__Instructions for the task__
Where the string "Pendants" occurs in the material below, report the whole line.

__Entries shown__
====

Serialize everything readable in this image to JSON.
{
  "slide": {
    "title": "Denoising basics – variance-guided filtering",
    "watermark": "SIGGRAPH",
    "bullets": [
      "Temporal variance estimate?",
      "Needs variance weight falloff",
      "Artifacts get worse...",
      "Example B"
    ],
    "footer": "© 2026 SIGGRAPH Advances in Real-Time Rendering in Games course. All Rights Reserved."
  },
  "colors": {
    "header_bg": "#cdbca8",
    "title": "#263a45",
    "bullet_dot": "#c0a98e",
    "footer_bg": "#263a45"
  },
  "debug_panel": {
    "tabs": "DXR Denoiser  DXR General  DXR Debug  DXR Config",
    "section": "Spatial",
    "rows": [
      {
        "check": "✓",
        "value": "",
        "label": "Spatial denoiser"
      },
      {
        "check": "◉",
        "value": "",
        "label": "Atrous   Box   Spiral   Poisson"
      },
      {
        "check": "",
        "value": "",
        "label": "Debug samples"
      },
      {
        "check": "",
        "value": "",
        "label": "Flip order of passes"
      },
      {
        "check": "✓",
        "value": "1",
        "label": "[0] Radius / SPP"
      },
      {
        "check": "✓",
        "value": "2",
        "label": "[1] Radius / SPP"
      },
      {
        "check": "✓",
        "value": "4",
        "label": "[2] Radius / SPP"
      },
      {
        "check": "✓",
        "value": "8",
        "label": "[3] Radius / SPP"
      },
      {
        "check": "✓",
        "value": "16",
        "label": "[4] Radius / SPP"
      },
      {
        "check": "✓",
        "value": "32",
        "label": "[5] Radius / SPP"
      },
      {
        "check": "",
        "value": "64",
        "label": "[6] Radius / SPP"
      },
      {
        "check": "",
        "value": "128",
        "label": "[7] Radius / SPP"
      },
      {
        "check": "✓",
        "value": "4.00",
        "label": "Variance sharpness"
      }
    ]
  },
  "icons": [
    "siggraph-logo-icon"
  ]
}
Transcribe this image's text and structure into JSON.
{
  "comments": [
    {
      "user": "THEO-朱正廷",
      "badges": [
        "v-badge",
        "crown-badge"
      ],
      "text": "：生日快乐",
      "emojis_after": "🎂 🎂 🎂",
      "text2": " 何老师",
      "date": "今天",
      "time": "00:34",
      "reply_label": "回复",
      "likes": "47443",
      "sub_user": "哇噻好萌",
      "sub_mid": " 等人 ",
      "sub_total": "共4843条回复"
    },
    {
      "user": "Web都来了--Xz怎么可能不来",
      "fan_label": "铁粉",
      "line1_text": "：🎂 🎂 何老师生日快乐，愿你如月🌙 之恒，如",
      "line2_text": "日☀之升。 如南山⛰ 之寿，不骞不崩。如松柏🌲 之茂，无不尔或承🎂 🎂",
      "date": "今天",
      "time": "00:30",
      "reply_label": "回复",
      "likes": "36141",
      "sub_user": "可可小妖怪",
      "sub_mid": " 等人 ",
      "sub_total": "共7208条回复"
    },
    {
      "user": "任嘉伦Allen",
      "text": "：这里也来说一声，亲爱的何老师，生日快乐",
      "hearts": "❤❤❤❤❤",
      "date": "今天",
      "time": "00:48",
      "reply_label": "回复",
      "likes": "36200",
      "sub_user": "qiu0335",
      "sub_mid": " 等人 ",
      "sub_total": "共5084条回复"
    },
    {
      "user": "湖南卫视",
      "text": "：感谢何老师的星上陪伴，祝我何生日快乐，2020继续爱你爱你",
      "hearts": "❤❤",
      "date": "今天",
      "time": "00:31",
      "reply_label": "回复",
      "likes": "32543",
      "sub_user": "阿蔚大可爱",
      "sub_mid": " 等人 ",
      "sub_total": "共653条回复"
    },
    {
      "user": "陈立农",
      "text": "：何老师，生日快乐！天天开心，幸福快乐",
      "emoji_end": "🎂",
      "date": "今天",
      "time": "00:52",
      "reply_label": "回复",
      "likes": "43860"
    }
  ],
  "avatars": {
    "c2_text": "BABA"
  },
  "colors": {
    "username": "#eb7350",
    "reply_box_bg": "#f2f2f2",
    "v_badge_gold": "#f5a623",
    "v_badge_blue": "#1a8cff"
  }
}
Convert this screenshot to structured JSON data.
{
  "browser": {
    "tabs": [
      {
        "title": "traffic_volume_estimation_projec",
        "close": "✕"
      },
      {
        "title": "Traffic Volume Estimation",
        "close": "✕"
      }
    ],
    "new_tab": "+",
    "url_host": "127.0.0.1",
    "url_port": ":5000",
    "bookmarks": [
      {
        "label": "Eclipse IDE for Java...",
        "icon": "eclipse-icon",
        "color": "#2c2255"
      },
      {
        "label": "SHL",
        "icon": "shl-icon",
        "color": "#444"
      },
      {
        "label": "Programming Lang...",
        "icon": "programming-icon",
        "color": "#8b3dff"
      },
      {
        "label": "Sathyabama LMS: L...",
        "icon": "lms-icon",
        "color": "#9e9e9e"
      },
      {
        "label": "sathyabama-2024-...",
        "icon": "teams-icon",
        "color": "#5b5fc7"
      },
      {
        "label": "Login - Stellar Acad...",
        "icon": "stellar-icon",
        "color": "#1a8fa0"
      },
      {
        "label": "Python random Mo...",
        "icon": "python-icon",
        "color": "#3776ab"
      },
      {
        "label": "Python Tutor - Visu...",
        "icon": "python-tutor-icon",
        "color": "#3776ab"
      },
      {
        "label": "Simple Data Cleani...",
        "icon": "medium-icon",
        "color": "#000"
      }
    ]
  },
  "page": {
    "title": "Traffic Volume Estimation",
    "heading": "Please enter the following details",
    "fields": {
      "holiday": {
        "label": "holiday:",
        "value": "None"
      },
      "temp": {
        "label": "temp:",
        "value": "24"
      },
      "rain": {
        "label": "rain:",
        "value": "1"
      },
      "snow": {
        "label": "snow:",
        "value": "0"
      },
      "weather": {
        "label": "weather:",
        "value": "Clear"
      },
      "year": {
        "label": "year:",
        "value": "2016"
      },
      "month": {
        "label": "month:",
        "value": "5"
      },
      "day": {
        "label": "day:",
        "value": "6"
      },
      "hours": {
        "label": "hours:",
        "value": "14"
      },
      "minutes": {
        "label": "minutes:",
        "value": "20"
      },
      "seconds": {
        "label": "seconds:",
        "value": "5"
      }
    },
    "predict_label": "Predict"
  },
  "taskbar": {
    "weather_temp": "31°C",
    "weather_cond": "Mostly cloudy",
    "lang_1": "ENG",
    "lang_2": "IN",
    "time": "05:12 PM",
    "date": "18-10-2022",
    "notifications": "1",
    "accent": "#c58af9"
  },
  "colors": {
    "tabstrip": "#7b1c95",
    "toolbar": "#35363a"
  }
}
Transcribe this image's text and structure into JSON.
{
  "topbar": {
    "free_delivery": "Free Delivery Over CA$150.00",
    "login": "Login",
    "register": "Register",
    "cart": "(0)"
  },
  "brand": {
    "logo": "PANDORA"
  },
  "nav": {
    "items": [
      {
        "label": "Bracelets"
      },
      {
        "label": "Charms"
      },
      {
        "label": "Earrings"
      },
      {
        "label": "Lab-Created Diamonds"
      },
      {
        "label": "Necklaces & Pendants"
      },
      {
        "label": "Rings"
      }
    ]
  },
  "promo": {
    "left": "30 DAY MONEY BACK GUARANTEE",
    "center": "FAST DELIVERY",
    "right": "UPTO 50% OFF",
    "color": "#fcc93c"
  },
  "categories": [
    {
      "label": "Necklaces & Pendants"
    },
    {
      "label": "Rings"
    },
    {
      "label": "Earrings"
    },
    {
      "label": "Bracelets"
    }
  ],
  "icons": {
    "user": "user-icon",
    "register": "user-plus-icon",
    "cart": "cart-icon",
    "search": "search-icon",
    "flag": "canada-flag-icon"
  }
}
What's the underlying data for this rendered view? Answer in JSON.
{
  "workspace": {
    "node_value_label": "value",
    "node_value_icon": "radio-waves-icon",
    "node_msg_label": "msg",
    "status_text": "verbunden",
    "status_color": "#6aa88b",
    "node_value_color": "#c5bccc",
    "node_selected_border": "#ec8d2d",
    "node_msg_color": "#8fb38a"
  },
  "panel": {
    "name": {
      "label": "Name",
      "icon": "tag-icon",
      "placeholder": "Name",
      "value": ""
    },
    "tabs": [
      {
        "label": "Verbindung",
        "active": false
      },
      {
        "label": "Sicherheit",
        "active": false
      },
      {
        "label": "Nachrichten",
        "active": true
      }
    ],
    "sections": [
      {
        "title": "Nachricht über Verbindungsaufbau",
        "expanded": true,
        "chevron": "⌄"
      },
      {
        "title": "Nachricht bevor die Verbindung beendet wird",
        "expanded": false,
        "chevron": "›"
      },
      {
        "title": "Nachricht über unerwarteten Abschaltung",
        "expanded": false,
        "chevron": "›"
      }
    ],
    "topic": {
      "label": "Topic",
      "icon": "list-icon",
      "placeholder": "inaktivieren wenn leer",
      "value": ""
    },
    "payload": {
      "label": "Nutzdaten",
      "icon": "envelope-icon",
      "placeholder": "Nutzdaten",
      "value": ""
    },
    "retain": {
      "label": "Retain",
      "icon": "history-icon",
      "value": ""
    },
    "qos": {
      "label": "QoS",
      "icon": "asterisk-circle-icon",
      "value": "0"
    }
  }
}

====

__Answer to this problem__
        "label": "Necklaces & Pendants"
      "label": "Necklaces & Pendants"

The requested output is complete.